_REQUIREMENT_
Count the lines below that contain the word "current" and give only the number.

○ ○ ○ ○

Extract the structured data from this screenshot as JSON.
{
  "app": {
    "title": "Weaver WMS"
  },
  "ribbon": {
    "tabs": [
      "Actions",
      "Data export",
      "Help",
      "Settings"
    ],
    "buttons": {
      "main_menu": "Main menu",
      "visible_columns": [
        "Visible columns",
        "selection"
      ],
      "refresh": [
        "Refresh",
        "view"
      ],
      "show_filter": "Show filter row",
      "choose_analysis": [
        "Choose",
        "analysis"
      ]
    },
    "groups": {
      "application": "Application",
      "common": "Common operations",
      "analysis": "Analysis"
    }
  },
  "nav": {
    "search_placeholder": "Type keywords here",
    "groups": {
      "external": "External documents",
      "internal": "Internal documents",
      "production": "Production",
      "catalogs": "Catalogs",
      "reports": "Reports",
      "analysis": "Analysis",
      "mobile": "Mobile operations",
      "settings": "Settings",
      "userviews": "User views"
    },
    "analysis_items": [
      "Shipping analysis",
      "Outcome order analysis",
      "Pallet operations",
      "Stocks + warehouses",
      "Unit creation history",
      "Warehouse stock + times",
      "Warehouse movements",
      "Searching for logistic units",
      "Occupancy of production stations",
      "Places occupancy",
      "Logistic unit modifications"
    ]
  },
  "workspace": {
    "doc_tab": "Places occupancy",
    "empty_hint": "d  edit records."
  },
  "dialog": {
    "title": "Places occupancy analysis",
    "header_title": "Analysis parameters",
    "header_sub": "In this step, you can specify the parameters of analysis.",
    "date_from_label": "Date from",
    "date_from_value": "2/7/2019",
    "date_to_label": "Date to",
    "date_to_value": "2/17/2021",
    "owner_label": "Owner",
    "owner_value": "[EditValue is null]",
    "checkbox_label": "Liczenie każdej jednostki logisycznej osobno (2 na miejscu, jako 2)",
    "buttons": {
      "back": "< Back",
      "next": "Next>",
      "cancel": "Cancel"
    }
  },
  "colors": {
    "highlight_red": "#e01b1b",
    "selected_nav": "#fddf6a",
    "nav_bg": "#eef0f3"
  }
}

○ ○ ○ ○

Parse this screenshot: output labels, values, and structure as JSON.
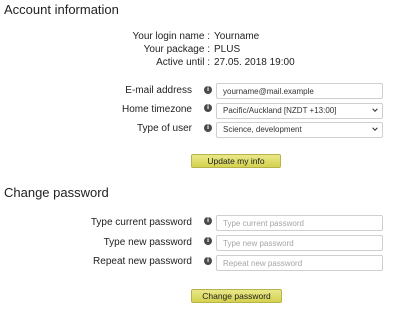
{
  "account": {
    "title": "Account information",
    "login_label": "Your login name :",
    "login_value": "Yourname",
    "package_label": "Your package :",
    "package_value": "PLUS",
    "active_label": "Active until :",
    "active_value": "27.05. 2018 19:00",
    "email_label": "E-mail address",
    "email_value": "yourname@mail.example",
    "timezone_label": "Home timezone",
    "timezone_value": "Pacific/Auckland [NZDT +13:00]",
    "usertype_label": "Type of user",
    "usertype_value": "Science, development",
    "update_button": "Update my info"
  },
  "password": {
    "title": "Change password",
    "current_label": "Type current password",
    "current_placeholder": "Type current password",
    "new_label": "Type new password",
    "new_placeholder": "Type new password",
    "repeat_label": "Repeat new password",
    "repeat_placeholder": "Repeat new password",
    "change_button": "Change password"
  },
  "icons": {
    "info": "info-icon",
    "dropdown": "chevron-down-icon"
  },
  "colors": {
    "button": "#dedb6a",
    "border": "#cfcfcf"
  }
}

○ ○ ○ ○

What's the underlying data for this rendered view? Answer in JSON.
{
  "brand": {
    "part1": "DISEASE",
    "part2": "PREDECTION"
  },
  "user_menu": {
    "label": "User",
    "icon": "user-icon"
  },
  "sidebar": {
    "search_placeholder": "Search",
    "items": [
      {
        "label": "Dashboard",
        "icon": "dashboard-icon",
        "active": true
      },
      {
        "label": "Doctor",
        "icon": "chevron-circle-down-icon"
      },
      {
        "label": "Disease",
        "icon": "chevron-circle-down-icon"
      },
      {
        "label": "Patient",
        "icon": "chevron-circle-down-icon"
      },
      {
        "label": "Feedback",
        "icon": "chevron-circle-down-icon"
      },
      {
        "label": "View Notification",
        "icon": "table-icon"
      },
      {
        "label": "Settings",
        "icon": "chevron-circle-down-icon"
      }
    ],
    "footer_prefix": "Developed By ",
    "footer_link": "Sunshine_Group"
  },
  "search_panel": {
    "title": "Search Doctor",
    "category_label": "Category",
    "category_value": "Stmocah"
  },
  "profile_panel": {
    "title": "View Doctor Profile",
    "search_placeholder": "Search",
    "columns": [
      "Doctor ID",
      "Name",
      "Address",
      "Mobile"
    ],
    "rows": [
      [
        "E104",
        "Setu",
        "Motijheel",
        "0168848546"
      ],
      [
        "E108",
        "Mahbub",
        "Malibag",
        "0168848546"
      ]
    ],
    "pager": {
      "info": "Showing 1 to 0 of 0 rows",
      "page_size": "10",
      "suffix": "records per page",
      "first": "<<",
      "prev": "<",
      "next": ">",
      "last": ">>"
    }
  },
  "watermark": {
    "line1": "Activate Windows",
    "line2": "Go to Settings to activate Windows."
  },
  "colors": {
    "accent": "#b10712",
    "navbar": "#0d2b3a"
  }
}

○ ○ ○ ○

_OUTPUT FOR THIS EXERCISE_
2